Challenge A » Revise the Richard Neumann biography by rewriting everything from "Richard Neumann (born" down to "other textile companies." with "Heidelberg" changed to "Leipzig".
Challenge B » Extend the Richard Neumann biography by writing on from the point where it stops.

Passage shown »
= Richard Neumann =

Austrian businessman and art collector

Richard Neumann (born December 17, 1879, in Vienna, died 1961 in New York) was an Austrian industrialist and art collector persecuted by Nazis because he was Jewish.

== Early life ==
Richard Neumann was born into a Jewish family who had made their fortune with textiles. His grandfather Max Bernhard Neumann founded the M. B. Neumann company in Königinhof and was one of the leading textile producers in the Danube Monarchy.

Richard Neumann studied in Heidelberg and received his doctorate there. phil. In 1901 he joined the family business. In 1923 he became president of the M. B. Neumanns Sons Union and vice-president of the Neumanns Sons Austrian weaving and printing company A.G. (Neumanns Söhne Österreichische Weberei und Druckerei A.G). He also became director of the Guntramsdorfer Stoffedruckfabrik and was on the board of several other textile companies.

== Art Collection ==
In 1921, Neumann's art collection was honored with landmark status in Austria; 28 of the over 200 works were acknowledged as particularly important. Neumann and his wife Alice agreed in a notarial act that the collection could be viewed twelve days of the year - either as part of state organized exhibitions, or by legitimate visitors monument office. In return, the couple received deductions on his property tax.

== Nazi persecution ==
After the Anschluss with Nazi Germany in 1938, the Neumanns were persecuted because of their Jewish origins. Neumann's villa at 30 Hasenauerstraße in Vienna was "Aryanized", i.e. transferred to a non-Jewish person. It became the property of Daisy Princess Fürstenberg. Neumann's art collection was inventoried by the Nazis and seized through forced sales and refused export licenses. He was forced to pay special taxes imposed on Jews.

Neumann fled to Paris and then to Cuba with his wife Alice.

Neumann found work in a textile factory in Cuba, gave evening lectures on art history and became an honorary professor at the University of Havana. He was one of the initiators of the founding of the Palacio de Bellas Artes in Havana. He later moved to the United States.

== Restitution of artworks from the Neumann Collection ==
From 1949 at the latest, Neumann tried, through his lawyer Felix Friedländer, to recover some of the artworks. In 1952 he traveled to Vienna to discuss the issue with the Kunsthistorisches Museum in Vienna which held pieces from his collection.

Data excerpts »

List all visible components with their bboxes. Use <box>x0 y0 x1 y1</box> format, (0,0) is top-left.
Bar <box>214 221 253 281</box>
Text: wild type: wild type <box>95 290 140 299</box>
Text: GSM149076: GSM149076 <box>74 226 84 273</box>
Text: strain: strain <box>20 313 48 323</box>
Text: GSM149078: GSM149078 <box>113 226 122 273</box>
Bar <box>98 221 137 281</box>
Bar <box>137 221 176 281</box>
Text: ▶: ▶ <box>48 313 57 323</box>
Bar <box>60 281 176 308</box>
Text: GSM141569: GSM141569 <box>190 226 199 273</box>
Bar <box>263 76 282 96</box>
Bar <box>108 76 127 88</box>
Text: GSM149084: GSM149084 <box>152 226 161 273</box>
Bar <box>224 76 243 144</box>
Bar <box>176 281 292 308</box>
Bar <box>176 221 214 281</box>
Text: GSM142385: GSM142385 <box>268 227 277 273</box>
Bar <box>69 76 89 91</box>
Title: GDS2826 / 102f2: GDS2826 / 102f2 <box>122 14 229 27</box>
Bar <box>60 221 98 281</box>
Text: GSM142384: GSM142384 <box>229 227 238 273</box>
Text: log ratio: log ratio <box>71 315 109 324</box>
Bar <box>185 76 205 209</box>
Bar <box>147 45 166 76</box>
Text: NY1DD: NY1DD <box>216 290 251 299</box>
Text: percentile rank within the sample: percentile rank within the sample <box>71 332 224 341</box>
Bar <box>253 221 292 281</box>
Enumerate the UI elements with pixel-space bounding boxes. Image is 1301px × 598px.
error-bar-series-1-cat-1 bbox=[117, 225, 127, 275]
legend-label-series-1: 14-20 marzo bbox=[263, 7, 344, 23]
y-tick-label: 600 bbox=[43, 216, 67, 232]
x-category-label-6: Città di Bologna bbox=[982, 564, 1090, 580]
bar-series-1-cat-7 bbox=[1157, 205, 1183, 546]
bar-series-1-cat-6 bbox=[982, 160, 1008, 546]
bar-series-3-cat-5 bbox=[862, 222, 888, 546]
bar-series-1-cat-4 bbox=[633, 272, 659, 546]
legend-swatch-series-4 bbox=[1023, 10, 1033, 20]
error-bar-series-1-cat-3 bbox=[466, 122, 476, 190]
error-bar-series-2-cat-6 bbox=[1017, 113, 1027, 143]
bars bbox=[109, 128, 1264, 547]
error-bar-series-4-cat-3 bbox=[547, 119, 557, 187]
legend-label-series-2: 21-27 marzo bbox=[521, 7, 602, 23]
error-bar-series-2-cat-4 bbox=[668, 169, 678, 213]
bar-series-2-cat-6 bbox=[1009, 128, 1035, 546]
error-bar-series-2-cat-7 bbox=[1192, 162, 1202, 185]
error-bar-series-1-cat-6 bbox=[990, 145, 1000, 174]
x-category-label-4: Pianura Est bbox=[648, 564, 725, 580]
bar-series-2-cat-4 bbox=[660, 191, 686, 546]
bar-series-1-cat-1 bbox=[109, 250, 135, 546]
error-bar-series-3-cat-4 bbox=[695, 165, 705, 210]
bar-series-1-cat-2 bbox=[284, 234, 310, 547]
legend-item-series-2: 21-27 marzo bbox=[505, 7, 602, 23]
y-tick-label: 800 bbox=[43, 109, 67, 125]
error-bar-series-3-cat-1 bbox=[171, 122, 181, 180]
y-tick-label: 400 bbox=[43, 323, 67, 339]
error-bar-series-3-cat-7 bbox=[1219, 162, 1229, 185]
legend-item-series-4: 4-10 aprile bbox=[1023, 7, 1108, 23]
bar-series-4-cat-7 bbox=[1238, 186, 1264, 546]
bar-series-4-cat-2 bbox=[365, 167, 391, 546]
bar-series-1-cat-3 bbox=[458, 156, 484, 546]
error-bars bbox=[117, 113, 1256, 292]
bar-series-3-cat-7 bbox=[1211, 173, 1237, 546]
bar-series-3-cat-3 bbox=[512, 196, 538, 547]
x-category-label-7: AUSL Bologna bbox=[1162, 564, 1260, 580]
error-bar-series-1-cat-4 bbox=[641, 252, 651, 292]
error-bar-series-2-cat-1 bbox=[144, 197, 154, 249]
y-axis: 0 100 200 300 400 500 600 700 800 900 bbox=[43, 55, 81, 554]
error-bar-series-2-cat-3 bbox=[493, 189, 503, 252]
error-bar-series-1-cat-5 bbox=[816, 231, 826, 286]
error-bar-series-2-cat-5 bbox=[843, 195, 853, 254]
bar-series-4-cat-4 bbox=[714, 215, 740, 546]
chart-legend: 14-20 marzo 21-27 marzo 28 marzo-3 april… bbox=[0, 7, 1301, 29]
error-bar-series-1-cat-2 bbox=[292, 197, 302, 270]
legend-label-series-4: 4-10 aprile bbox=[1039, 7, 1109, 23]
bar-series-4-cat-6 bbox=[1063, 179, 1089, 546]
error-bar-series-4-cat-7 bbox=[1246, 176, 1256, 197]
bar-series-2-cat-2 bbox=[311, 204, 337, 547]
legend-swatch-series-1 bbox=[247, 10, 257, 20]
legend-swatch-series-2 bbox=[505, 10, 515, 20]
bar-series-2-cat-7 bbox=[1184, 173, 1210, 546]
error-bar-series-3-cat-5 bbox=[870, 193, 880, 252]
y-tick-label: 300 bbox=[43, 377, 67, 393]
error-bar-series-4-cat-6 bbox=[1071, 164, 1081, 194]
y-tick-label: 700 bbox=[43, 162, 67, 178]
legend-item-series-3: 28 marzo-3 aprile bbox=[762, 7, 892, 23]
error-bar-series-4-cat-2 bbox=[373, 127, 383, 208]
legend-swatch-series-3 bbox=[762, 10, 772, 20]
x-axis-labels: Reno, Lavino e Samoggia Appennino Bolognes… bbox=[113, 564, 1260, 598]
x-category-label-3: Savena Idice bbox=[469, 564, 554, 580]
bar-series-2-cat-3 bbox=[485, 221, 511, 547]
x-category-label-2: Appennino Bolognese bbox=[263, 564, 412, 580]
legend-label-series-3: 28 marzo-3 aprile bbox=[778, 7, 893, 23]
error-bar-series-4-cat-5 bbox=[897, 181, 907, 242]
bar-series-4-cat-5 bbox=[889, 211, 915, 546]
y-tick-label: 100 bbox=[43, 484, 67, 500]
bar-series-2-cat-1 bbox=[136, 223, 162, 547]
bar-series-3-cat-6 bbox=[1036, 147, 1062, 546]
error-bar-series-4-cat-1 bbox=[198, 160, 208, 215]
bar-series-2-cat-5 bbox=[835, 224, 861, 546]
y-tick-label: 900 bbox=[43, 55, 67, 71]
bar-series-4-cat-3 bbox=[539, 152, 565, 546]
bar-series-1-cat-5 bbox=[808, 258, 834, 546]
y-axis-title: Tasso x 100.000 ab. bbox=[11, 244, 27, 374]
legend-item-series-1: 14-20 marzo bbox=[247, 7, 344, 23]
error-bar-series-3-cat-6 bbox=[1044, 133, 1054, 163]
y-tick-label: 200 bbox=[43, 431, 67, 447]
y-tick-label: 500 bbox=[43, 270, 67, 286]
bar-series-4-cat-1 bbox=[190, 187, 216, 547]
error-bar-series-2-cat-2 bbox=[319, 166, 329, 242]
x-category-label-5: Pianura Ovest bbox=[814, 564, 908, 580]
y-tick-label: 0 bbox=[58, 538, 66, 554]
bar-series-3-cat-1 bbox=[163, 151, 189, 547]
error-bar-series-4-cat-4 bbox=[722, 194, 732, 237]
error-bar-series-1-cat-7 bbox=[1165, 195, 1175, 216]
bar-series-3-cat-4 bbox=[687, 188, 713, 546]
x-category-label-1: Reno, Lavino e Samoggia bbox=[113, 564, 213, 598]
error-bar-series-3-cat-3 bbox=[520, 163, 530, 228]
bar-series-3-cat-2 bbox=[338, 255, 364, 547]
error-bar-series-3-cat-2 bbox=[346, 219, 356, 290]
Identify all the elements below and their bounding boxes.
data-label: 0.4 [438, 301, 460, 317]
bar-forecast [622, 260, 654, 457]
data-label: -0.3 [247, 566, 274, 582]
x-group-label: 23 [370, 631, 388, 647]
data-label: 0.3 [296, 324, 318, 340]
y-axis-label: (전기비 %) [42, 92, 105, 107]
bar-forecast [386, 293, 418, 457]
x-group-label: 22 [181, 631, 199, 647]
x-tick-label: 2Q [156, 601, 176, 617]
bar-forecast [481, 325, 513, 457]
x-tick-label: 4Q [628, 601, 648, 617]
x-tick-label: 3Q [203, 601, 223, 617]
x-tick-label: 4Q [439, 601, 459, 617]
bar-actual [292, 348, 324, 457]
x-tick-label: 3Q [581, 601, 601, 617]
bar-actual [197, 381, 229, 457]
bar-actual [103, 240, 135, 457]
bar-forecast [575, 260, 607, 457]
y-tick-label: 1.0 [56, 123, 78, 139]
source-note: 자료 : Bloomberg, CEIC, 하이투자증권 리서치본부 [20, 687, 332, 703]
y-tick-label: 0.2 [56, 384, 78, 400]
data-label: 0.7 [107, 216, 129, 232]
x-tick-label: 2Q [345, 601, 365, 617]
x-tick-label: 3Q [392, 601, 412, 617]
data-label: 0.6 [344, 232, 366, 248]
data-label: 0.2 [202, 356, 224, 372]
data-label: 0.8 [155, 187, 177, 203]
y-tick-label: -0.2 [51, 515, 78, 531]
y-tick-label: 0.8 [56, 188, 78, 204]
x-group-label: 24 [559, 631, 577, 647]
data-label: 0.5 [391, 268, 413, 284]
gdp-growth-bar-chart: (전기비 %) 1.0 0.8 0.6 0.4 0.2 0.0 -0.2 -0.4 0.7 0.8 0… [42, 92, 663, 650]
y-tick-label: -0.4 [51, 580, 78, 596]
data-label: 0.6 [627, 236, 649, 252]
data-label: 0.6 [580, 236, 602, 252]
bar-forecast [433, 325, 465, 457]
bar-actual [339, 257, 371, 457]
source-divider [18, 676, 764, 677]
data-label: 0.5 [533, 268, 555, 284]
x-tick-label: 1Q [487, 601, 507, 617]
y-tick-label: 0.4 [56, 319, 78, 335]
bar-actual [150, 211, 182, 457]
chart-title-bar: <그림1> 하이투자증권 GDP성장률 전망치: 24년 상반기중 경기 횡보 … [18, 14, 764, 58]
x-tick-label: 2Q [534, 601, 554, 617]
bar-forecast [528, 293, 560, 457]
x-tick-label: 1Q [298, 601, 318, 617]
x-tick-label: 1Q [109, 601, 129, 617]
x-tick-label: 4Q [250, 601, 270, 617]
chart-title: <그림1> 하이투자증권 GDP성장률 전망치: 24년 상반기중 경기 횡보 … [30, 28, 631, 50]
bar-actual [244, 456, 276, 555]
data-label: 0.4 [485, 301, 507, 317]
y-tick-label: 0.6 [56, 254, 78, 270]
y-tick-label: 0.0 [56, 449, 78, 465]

Task response A »
Richard Neumann (born December 17, 1879, in Vienna, died 1961 in New York) was an Austrian industrialist and art collector persecuted by Nazis because he was Jewish.

== Early life ==
Richard Neumann was born into a Jewish family who had made their fortune with textiles. His grandfather Max Bernhard Neumann founded the M. B. Neumann company in Königinhof and was one of the leading textile producers in the Danube Monarchy.

Richard Neumann studied in Leipzig and received his doctorate there. phil. In 1901 he joined the family business. In 1923 he became president of the M. B. Neumanns Sons Union and vice-president of the Neumanns Sons Austrian weaving and printing company A.G. (Neumanns Söhne Österreichische Weberei und Druckerei A.G). He also became director of the Guntramsdorfer Stoffedruckfabrik and was on the board of several other textile companies.

Task response B »
In 2007 the descendants of Neumann received back two paintings by "Kremser Schmidt" Martin Johann Schmidt, which had come into the possession of the city of Krems an der Donau illegally through the "Aryanization". The family's lawyer and provenance researcher Sophie Lillie had been trying to get it returned since 2002. In 2012 at least one of the two paintings, St. Florian saves the burning Stockern Castle, was offered at auction but failed to meet the reserve. The two very large altarpieces were ultimately sold to a museum in Lower Austria.

In 2010, Neumann's heirs received back Two altar wings with pictures of the donors by Martin van Heemskerck, a sacrificial scene, Hannibal's oath by Giovanni Battista Pittoni, the painting Laundresses by Alessandro Magnasco and two statuettes by Alessandro Algardi depicting Pope Innocent X and St. Pius.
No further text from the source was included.